EXERCISE GOAL:
Print all of the lines exactly. Any picture among them stays out.

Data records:

• • • • • • •

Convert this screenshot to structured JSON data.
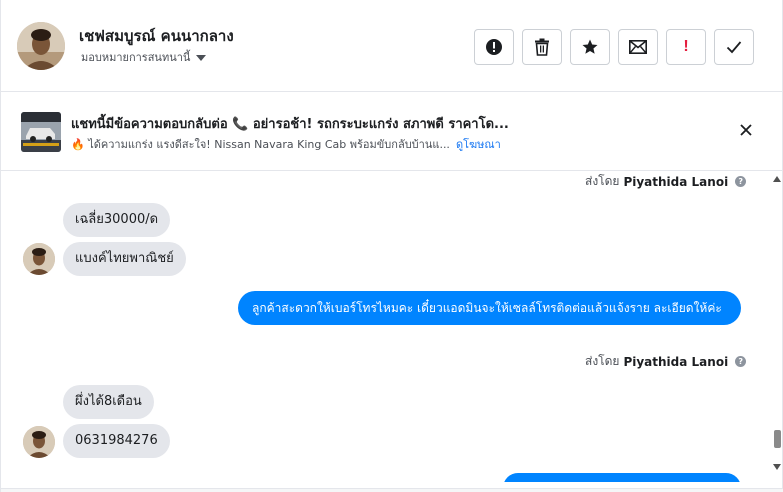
{
  "header": {
    "contact_name": "เชฟสมบูรณ์ คนนากลาง",
    "assign_label": "มอบหมายการสนทนานี้",
    "actions": [
      {
        "icon": "exclamation-circle-icon",
        "label": ""
      },
      {
        "icon": "trash-icon",
        "label": ""
      },
      {
        "icon": "star-icon",
        "label": ""
      },
      {
        "icon": "envelope-icon",
        "label": ""
      },
      {
        "icon": "exclamation-red-icon",
        "label": "!"
      },
      {
        "icon": "checkmark-icon",
        "label": ""
      }
    ]
  },
  "ad": {
    "title": "แชทนี้มีข้อความตอบกลับต่อ 📞 อย่ารอช้า! รถกระบะแกร่ง สภาพดี ราคาโด...",
    "subtitle": "🔥 ได้ความแกร่ง แรงดีสะใจ! Nissan Navara King Cab พร้อมขับกลับบ้านแ...",
    "link": "ดูโฆษณา"
  },
  "chat": {
    "sent_by_prefix": "ส่งโดย",
    "sender": "Piyathida Lanoi",
    "messages_incoming_1": [
      "เฉลี่ย30000/ด",
      "แบงค์ไทยพาณิชย์"
    ],
    "message_outgoing_1": "ลูกค้าสะดวกให้เบอร์โทรไหมคะ เดี๋ยวแอดมินจะให้เซลล์โทรติดต่อแล้วแจ้งราย ละเอียดให้ค่ะ",
    "messages_incoming_2": [
      "ผึ่งได้8เดือน",
      "0631984276"
    ]
  },
  "colors": {
    "outgoing_bubble": "#0084ff",
    "incoming_bubble": "#e4e6eb",
    "link": "#1877f2",
    "alert_red": "#e41e3f"
  }
}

• • • • • • •

SOLUTION BELOW:
Convert this screenshot to structured JSON data.
{
  "header": {
    "contact_name": "เชฟสมบูรณ์ คนนากลาง",
    "assign_label": "มอบหมายการสนทนานี้",
    "actions": [
      {
        "icon": "exclamation-circle-icon",
        "label": ""
      },
      {
        "icon": "trash-icon",
        "label": ""
      },
      {
        "icon": "star-icon",
        "label": ""
      },
      {
        "icon": "envelope-icon",
        "label": ""
      },
      {
        "icon": "exclamation-red-icon",
        "label": "!"
      },
      {
        "icon": "checkmark-icon",
        "label": ""
      }
    ]
  },
  "ad": {
    "title": "แชทนี้มีข้อความตอบกลับต่อ 📞 อย่ารอช้า! รถกระบะแกร่ง สภาพดี ราคาโด...",
    "subtitle": "🔥 ได้ความแกร่ง แรงดีสะใจ! Nissan Navara King Cab พร้อมขับกลับบ้านแ...",
    "link": "ดูโฆษณา"
  },
  "chat": {
    "sent_by_prefix": "ส่งโดย",
    "sender": "Piyathida Lanoi",
    "messages_incoming_1": [
      "เฉลี่ย30000/ด",
      "แบงค์ไทยพาณิชย์"
    ],
    "message_outgoing_1": "ลูกค้าสะดวกให้เบอร์โทรไหมคะ เดี๋ยวแอดมินจะให้เซลล์โทรติดต่อแล้วแจ้งราย ละเอียดให้ค่ะ",
    "messages_incoming_2": [
      "ผึ่งได้8เดือน",
      "0631984276"
    ]
  },
  "colors": {
    "outgoing_bubble": "#0084ff",
    "incoming_bubble": "#e4e6eb",
    "link": "#1877f2",
    "alert_red": "#e41e3f"
  }
}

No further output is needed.